Stored entries

## Begin

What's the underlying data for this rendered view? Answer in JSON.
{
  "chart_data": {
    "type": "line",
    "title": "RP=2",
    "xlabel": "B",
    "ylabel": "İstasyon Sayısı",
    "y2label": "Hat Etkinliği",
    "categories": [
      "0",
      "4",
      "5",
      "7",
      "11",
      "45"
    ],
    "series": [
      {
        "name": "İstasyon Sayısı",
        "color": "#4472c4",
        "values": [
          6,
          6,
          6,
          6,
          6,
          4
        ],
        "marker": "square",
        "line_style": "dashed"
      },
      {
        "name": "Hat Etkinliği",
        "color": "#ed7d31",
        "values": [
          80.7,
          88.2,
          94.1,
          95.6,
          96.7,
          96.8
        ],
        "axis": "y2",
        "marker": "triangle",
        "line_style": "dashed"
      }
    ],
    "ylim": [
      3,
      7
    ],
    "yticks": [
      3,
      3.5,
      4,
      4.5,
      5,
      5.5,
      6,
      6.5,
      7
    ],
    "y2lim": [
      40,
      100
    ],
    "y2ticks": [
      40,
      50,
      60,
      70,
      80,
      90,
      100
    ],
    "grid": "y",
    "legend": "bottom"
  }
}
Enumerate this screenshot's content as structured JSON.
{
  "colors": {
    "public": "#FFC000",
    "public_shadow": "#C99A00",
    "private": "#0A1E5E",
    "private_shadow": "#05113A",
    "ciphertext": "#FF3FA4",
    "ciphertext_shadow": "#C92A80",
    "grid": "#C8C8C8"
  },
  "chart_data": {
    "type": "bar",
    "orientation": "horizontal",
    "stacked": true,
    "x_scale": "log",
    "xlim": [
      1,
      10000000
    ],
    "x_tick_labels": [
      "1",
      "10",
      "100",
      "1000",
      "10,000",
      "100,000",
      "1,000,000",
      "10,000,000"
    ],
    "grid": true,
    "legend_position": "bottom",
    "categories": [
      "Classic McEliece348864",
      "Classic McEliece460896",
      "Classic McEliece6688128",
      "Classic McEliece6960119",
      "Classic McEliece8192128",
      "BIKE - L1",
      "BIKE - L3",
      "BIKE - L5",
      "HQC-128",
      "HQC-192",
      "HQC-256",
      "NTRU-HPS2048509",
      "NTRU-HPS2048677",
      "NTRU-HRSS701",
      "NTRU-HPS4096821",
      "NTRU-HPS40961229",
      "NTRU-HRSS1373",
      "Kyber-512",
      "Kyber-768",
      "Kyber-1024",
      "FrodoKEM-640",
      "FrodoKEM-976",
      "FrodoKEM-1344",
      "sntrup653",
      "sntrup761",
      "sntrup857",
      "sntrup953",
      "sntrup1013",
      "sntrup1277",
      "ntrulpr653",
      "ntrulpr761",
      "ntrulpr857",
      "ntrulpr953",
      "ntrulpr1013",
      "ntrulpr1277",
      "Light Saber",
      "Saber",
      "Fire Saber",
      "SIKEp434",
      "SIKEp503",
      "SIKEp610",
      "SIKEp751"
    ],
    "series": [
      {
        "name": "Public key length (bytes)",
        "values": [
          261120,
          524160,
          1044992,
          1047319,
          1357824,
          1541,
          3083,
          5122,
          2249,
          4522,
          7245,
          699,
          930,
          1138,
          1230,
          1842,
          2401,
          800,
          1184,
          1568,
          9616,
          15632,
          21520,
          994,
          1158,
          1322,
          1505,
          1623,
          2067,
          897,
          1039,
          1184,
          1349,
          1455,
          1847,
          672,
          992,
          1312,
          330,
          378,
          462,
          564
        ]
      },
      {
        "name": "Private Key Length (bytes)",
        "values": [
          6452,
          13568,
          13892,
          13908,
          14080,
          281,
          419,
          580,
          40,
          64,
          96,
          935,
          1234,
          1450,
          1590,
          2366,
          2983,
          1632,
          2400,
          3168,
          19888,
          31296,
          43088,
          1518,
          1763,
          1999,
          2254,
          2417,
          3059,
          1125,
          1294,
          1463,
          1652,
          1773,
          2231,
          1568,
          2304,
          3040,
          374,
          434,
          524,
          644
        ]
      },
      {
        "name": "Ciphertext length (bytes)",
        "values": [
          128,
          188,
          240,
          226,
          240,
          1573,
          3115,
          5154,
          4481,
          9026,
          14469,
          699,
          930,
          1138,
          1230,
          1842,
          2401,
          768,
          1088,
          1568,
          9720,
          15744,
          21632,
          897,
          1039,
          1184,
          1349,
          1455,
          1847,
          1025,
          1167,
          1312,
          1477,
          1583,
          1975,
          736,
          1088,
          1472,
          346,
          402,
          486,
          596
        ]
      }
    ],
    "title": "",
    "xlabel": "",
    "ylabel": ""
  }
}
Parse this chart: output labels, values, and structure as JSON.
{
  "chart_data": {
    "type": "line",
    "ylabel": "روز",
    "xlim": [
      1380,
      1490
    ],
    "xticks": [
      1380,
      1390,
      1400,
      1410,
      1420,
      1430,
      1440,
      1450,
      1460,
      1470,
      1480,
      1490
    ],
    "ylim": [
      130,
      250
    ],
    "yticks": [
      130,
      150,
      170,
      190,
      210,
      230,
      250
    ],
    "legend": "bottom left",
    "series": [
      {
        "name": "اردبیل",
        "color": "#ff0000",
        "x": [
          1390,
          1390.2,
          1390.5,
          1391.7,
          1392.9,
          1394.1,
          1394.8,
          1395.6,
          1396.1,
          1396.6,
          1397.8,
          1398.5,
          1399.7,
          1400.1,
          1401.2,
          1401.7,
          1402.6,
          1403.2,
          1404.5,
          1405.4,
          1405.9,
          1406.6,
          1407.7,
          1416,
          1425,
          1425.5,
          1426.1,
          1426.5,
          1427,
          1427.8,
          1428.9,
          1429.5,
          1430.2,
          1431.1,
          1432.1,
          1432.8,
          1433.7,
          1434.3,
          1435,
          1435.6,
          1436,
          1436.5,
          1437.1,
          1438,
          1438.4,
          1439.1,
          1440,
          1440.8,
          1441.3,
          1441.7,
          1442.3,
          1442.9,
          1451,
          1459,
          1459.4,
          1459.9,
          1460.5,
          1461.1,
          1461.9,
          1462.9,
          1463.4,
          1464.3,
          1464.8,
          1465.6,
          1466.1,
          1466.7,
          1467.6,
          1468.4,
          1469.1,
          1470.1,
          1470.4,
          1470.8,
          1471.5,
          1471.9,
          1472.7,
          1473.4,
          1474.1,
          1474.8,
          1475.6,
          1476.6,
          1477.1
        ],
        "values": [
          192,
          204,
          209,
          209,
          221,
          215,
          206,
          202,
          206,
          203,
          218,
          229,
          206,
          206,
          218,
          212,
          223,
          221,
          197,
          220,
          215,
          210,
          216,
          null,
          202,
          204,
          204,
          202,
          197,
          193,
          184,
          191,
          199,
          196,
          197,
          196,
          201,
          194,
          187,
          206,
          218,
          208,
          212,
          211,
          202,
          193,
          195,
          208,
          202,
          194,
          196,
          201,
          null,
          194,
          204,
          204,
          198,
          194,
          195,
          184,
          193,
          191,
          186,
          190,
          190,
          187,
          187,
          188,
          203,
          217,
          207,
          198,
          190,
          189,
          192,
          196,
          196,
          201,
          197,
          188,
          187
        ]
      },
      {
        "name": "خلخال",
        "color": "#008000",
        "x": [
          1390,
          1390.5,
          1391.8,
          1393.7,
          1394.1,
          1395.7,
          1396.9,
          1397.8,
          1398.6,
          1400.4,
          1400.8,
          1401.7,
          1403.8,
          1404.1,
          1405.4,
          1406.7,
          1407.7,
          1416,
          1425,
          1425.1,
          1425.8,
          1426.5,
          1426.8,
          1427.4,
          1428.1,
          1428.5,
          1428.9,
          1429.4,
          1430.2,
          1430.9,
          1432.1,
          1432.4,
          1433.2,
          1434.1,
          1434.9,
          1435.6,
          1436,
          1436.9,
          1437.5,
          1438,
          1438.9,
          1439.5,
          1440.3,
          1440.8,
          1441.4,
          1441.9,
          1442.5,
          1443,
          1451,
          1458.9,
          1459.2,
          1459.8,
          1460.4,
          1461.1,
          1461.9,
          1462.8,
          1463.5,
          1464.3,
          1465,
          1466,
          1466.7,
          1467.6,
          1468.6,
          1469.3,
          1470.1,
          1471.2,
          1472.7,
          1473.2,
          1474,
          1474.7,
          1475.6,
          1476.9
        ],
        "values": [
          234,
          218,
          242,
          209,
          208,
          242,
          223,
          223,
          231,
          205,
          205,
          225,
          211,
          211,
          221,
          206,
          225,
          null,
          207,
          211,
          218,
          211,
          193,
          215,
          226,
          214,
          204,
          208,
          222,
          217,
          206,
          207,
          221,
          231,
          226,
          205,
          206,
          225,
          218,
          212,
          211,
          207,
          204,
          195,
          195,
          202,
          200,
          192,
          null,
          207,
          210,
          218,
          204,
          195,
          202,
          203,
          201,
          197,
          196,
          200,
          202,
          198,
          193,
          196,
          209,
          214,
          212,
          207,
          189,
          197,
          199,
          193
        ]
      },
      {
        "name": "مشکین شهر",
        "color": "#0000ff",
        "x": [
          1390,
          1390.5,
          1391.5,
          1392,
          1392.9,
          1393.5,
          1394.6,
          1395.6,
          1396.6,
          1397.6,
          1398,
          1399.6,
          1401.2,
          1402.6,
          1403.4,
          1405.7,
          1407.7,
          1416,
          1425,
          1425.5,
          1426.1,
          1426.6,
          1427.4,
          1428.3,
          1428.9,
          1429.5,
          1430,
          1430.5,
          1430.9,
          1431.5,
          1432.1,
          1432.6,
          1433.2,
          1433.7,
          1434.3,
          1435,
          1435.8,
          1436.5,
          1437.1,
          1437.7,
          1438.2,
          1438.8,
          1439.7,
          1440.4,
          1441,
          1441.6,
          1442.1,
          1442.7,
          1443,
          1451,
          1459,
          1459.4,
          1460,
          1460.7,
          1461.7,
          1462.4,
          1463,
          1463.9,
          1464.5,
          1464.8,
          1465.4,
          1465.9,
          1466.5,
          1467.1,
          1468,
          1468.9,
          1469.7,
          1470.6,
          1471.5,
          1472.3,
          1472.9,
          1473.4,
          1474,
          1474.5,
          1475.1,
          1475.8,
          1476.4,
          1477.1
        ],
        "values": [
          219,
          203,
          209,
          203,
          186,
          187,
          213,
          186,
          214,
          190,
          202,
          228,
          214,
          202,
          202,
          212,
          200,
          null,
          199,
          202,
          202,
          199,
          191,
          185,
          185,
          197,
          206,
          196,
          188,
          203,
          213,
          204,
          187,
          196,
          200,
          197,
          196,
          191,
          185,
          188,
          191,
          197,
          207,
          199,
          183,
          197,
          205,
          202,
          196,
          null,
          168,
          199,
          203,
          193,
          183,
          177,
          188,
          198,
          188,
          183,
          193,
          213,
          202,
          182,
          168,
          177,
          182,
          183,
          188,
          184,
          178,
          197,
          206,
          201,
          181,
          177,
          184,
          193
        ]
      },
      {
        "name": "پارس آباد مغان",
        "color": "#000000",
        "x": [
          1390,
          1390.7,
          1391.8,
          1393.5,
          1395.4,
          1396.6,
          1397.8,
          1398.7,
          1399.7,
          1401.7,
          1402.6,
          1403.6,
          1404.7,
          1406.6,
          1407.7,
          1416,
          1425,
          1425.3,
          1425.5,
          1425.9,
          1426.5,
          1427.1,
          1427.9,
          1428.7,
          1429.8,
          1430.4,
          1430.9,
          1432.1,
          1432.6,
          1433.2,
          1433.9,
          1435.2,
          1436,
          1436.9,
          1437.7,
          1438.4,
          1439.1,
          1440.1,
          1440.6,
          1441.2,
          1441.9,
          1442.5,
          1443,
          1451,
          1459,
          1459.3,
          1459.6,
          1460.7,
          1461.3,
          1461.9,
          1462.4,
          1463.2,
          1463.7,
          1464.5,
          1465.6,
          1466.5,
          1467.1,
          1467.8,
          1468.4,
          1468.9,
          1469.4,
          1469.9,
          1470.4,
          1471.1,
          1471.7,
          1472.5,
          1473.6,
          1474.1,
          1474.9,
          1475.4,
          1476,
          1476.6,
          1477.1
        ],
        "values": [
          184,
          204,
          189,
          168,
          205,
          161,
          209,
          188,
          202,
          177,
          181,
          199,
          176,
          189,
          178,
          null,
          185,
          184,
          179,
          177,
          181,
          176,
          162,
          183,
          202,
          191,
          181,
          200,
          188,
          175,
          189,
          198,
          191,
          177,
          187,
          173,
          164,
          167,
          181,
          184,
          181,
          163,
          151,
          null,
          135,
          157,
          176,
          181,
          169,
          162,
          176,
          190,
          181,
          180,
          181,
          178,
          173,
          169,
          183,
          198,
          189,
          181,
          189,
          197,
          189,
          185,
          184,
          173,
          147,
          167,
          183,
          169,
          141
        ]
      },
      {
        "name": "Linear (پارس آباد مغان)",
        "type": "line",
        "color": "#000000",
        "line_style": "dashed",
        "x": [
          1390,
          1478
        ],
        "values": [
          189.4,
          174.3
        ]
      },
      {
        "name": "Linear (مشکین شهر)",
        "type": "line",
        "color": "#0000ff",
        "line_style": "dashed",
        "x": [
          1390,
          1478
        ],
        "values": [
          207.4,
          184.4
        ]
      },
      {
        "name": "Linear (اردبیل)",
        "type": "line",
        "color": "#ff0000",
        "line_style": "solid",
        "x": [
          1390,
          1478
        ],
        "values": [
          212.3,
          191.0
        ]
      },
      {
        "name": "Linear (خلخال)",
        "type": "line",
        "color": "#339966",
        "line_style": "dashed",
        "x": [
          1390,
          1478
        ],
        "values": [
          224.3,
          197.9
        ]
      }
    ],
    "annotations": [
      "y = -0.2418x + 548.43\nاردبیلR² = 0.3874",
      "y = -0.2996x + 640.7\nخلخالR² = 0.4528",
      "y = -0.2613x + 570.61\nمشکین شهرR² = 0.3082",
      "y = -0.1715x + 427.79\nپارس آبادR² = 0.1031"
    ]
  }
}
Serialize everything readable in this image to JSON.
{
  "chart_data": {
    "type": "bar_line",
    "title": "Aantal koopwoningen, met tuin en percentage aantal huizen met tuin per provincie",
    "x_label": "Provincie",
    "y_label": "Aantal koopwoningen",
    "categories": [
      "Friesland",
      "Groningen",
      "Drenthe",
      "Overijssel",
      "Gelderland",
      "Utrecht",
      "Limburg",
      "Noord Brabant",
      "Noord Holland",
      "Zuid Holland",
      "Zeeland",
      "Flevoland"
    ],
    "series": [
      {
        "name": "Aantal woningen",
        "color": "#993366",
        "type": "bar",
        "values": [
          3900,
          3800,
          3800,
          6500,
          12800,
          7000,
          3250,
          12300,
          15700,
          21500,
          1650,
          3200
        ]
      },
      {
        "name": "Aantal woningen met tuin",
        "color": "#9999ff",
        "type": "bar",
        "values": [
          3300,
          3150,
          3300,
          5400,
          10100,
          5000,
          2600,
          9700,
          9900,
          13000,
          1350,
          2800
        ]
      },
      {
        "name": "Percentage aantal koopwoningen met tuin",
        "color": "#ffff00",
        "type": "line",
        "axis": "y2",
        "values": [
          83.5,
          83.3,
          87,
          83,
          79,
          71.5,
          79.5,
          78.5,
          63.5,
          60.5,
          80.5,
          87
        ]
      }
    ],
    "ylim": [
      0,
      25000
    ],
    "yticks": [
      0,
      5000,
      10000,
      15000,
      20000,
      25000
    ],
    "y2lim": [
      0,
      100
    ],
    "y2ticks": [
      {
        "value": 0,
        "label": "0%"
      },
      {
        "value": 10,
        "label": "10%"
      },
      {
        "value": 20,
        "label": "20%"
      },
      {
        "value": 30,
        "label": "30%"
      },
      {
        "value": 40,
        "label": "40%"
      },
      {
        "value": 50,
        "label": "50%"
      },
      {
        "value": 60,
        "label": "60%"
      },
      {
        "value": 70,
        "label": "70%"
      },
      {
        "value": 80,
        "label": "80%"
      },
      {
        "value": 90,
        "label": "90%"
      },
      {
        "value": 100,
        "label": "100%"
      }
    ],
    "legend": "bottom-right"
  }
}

## End

■ **What the task asks**:
Copy each line containing the word "مغان" from the data.

■ **The completed task**:
        "name": "پارس آباد مغان",
        "name": "Linear (پارس آباد مغان)",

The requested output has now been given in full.